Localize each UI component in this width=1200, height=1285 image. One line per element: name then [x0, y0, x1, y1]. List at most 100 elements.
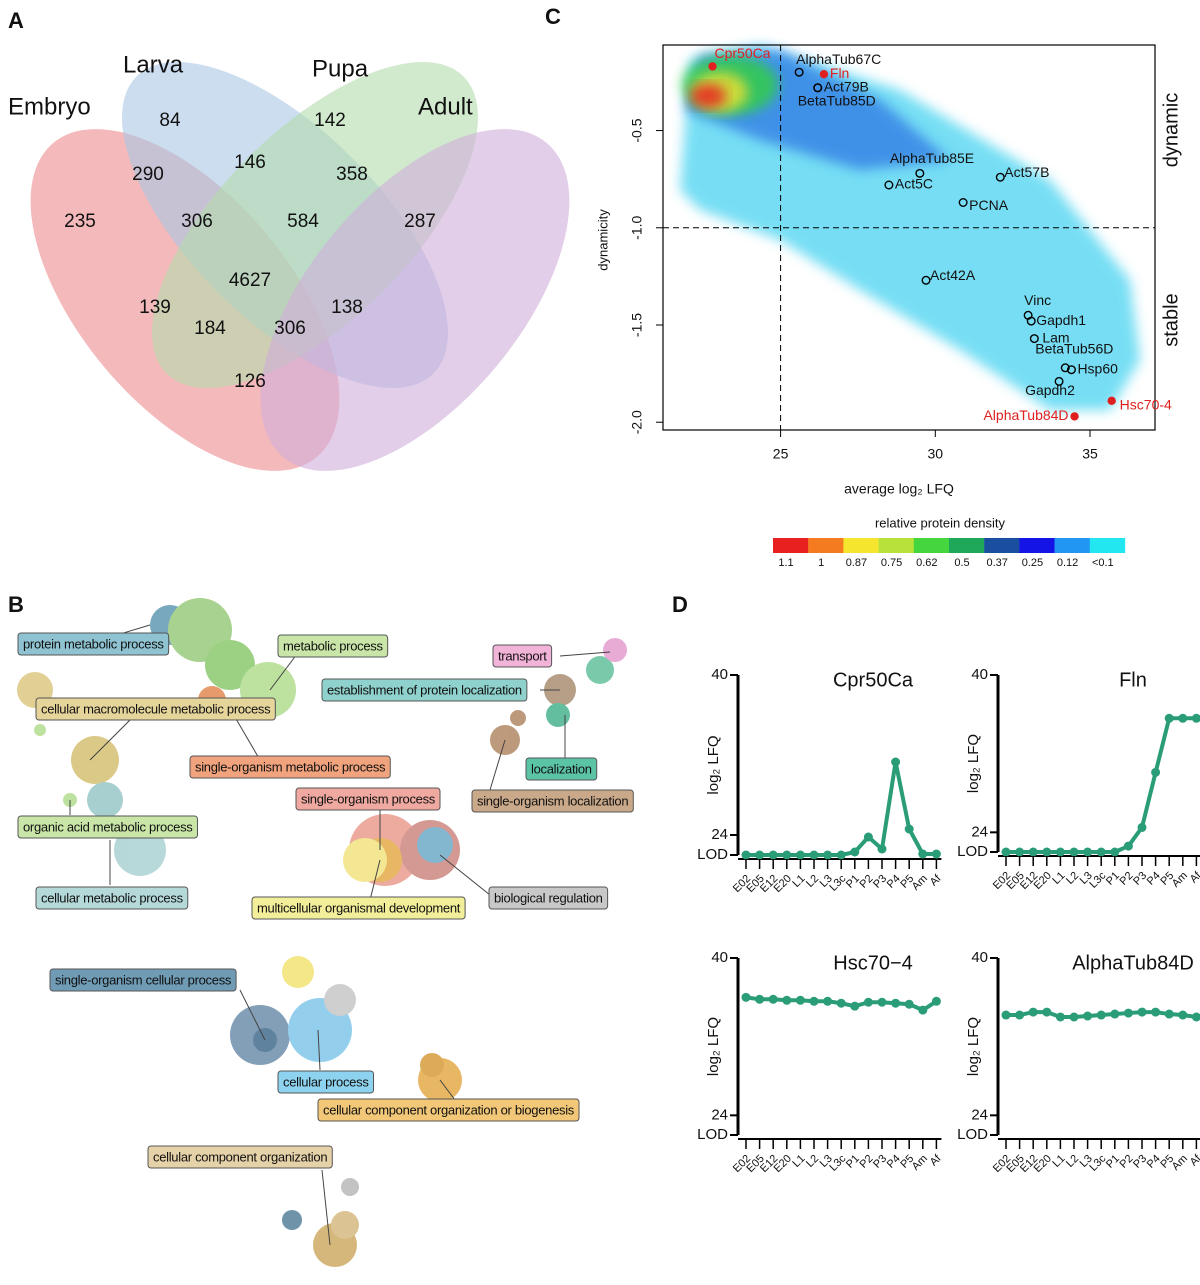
y-tick-label: 24 [711, 1106, 728, 1123]
data-point [1123, 841, 1133, 851]
point-label: AlphaTub85E [890, 150, 974, 166]
point-label: Act42A [930, 267, 976, 283]
y-tick-label: -2.0 [629, 410, 645, 434]
x-tick-label: 35 [1082, 446, 1098, 462]
region-count: 358 [336, 164, 368, 185]
data-point [823, 850, 833, 860]
chart-title: Fln [1119, 669, 1147, 691]
x-tick-label: Af [1188, 1152, 1200, 1169]
highlight-point [1054, 376, 1064, 386]
bubble [417, 827, 453, 863]
region-count: 306 [274, 318, 306, 339]
series-line [746, 760, 937, 857]
bubble [420, 1053, 444, 1077]
data-point [1028, 847, 1038, 857]
colorbar-label: 0.5 [954, 557, 969, 569]
colorbar-cell [878, 538, 914, 553]
region-count: 84 [159, 110, 181, 131]
colorbar-cell [1089, 538, 1126, 553]
data-point [850, 1001, 860, 1011]
label-box [17, 815, 198, 839]
colorbar-label: 0.87 [846, 557, 867, 569]
label-box [277, 1070, 375, 1094]
y-axis-label: log₂ LFQ [705, 735, 722, 794]
colorbar-label: 0.75 [881, 557, 902, 569]
data-point [1069, 847, 1079, 857]
y-tick-label: 24 [711, 826, 728, 843]
region-count: 184 [194, 318, 226, 339]
label-box [251, 896, 466, 920]
region-count: 235 [64, 211, 96, 232]
colorbar-cell [843, 538, 879, 553]
data-point [1164, 713, 1174, 723]
point-label: Act57B [1004, 164, 1049, 180]
point-label: Fln [830, 65, 849, 81]
point-label: Act5C [895, 176, 933, 192]
term-label: multicellular organismal development [257, 900, 461, 915]
y-tick-label: 40 [971, 666, 988, 683]
data-point [1137, 1007, 1147, 1017]
highlight-point [1026, 316, 1036, 326]
data-point [931, 849, 941, 859]
term-label: single-organism cellular process [55, 972, 232, 987]
highlight-point [813, 83, 823, 93]
point-label: Act79B [824, 78, 869, 94]
label-box [35, 697, 276, 721]
label-box [471, 789, 634, 813]
data-point [1042, 1007, 1052, 1017]
point-label: AlphaTub67C [796, 51, 881, 67]
chart-title: Hsc70−4 [833, 952, 913, 974]
data-point [836, 998, 846, 1008]
data-point [1096, 847, 1106, 857]
data-point [809, 850, 819, 860]
point-label: Cpr50Ca [715, 45, 771, 61]
colorbar-cell [1054, 538, 1090, 553]
leader-line [239, 989, 266, 1041]
highlight-point [958, 197, 968, 207]
term-label: cellular process [283, 1074, 369, 1089]
data-point [795, 850, 805, 860]
bubble [603, 638, 627, 662]
panel-letter: C [545, 4, 561, 29]
data-point [1015, 1010, 1025, 1020]
leader-line [489, 739, 506, 791]
data-point [1123, 1008, 1133, 1018]
y-axis-label: log₂ LFQ [965, 734, 982, 793]
data-point [931, 996, 941, 1006]
colorbar-title: relative protein density [875, 515, 1006, 530]
data-point [782, 850, 792, 860]
term-label: cellular component organization [153, 1149, 327, 1164]
term-label: organic acid metabolic process [23, 819, 193, 834]
bubble [324, 984, 356, 1016]
term-label: cellular component organization or bioge… [323, 1102, 575, 1117]
data-point [1178, 713, 1188, 723]
colorbar-cell [1019, 538, 1055, 553]
bubble [87, 782, 123, 818]
y-axis-label: log₂ LFQ [705, 1017, 722, 1076]
x-tick-label: Af [928, 872, 945, 889]
data-point [1164, 1009, 1174, 1019]
highlight-point [819, 69, 829, 79]
data-point [1001, 1010, 1011, 1020]
x-tick-label: Am [1170, 870, 1190, 890]
label-box [35, 886, 189, 910]
highlight-point [915, 168, 925, 178]
term-label: metabolic process [283, 638, 383, 653]
data-point [1096, 1010, 1106, 1020]
venn-panel: Embryo Larva Pupa Adult 235 84 142 287 290 146 358… [8, 51, 570, 471]
point-label: Vinc [1024, 292, 1051, 308]
data-point [755, 994, 765, 1004]
label-box [488, 886, 609, 910]
region-count: 146 [234, 152, 266, 173]
term-label: single-organism process [301, 791, 436, 806]
x-tick-label: Am [910, 1153, 930, 1173]
colorbar-label: 0.12 [1057, 557, 1078, 569]
chart-title: Cpr50Ca [833, 669, 914, 691]
leader-line [559, 651, 611, 657]
x-tick-label: Af [928, 1152, 945, 1169]
y-tick-label: -1.0 [629, 216, 645, 240]
data-point [1110, 847, 1120, 857]
y-tick-label: -0.5 [629, 118, 645, 142]
region-label: stable [1160, 293, 1182, 346]
data-point [1042, 847, 1052, 857]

☆ ☆ ☆ ☆ ☆

__PROBLEM REQUIREMENTS__:
Repeat verbatim all the material, but not the pictures.

__TASK OUTPUT__:
Localize each UI component in this width=1200, height=1285 image. One line per element: name then [x0, y0, x1, y1]. List at most 100 elements.
y-tick-label: 24 [711, 1106, 728, 1123]
data-point [1123, 841, 1133, 851]
point-label: AlphaTub85E [890, 150, 974, 166]
point-label: Act42A [930, 267, 976, 283]
y-tick-label: -2.0 [629, 410, 645, 434]
x-tick-label: 35 [1082, 446, 1098, 462]
region-count: 358 [336, 164, 368, 185]
data-point [823, 850, 833, 860]
chart-title: Fln [1119, 669, 1147, 691]
x-tick-label: Af [1188, 1152, 1200, 1169]
highlight-point [1054, 376, 1064, 386]
bubble [417, 827, 453, 863]
region-count: 306 [274, 318, 306, 339]
series-line [746, 760, 937, 857]
bubble [420, 1053, 444, 1077]
data-point [1028, 847, 1038, 857]
colorbar-label: 0.5 [954, 557, 969, 569]
colorbar-cell [878, 538, 914, 553]
region-count: 84 [159, 110, 181, 131]
colorbar-cell [1089, 538, 1126, 553]
data-point [850, 1001, 860, 1011]
label-box [17, 815, 198, 839]
colorbar-label: 0.87 [846, 557, 867, 569]
label-box [277, 1070, 375, 1094]
y-axis-label: log₂ LFQ [705, 735, 722, 794]
colorbar-label: 0.75 [881, 557, 902, 569]
data-point [1069, 847, 1079, 857]
y-tick-label: 24 [711, 826, 728, 843]
region-count: 184 [194, 318, 226, 339]
label-box [251, 896, 466, 920]
region-count: 235 [64, 211, 96, 232]
colorbar-cell [843, 538, 879, 553]
data-point [1164, 713, 1174, 723]
point-label: Act57B [1004, 164, 1049, 180]
point-label: Fln [830, 65, 849, 81]
point-label: Act5C [895, 176, 933, 192]
term-label: multicellular organismal development [257, 900, 461, 915]
y-tick-label: 40 [971, 666, 988, 683]
data-point [1137, 1007, 1147, 1017]
highlight-point [1026, 316, 1036, 326]
data-point [931, 849, 941, 859]
term-label: single-organism cellular process [55, 972, 232, 987]
highlight-point [813, 83, 823, 93]
point-label: Act79B [824, 78, 869, 94]
label-box [35, 697, 276, 721]
label-box [471, 789, 634, 813]
data-point [1042, 1007, 1052, 1017]
point-label: AlphaTub67C [796, 51, 881, 67]
chart-title: Hsc70−4 [833, 952, 913, 974]
data-point [836, 998, 846, 1008]
data-point [1096, 847, 1106, 857]
data-point [809, 850, 819, 860]
point-label: Cpr50Ca [715, 45, 771, 61]
colorbar-cell [1054, 538, 1090, 553]
leader-line [239, 989, 266, 1041]
highlight-point [958, 197, 968, 207]
term-label: cellular process [283, 1074, 369, 1089]
data-point [795, 850, 805, 860]
bubble [603, 638, 627, 662]
panel-letter: C [545, 4, 561, 29]
data-point [1015, 1010, 1025, 1020]
leader-line [489, 739, 506, 791]
data-point [1123, 1008, 1133, 1018]
y-axis-label: log₂ LFQ [965, 734, 982, 793]
data-point [931, 996, 941, 1006]
colorbar-title: relative protein density [875, 515, 1006, 530]
data-point [782, 850, 792, 860]
term-label: cellular component organization [153, 1149, 327, 1164]
term-label: organic acid metabolic process [23, 819, 193, 834]
bubble [324, 984, 356, 1016]
term-label: cellular component organization or bioge… [323, 1102, 575, 1117]
data-point [1178, 713, 1188, 723]
colorbar-cell [1019, 538, 1055, 553]
bubble [87, 782, 123, 818]
y-axis-label: log₂ LFQ [705, 1017, 722, 1076]
x-tick-label: Af [928, 872, 945, 889]
data-point [1164, 1009, 1174, 1019]
highlight-point [819, 69, 829, 79]
data-point [1001, 1010, 1011, 1020]
x-tick-label: Am [1170, 870, 1190, 890]
label-box [35, 886, 189, 910]
highlight-point [915, 168, 925, 178]
term-label: metabolic process [283, 638, 383, 653]
data-point [1096, 1010, 1106, 1020]
venn-panel: Embryo Larva Pupa Adult 235 84 142 287 290 146 358… [8, 51, 570, 471]
point-label: Vinc [1024, 292, 1051, 308]
data-point [755, 994, 765, 1004]
label-box [488, 886, 609, 910]
region-count: 146 [234, 152, 266, 173]
term-label: single-organism process [301, 791, 436, 806]
x-tick-label: Am [910, 1153, 930, 1173]
colorbar-label: 0.12 [1057, 557, 1078, 569]
chart-title: Cpr50Ca [833, 669, 914, 691]
leader-line [559, 651, 611, 657]
x-tick-label: Af [928, 1152, 945, 1169]
y-tick-label: -1.0 [629, 216, 645, 240]
data-point [1110, 847, 1120, 857]
y-tick-label: -0.5 [629, 118, 645, 142]
region-label: stable [1160, 293, 1182, 346]
data-point [1042, 847, 1052, 857]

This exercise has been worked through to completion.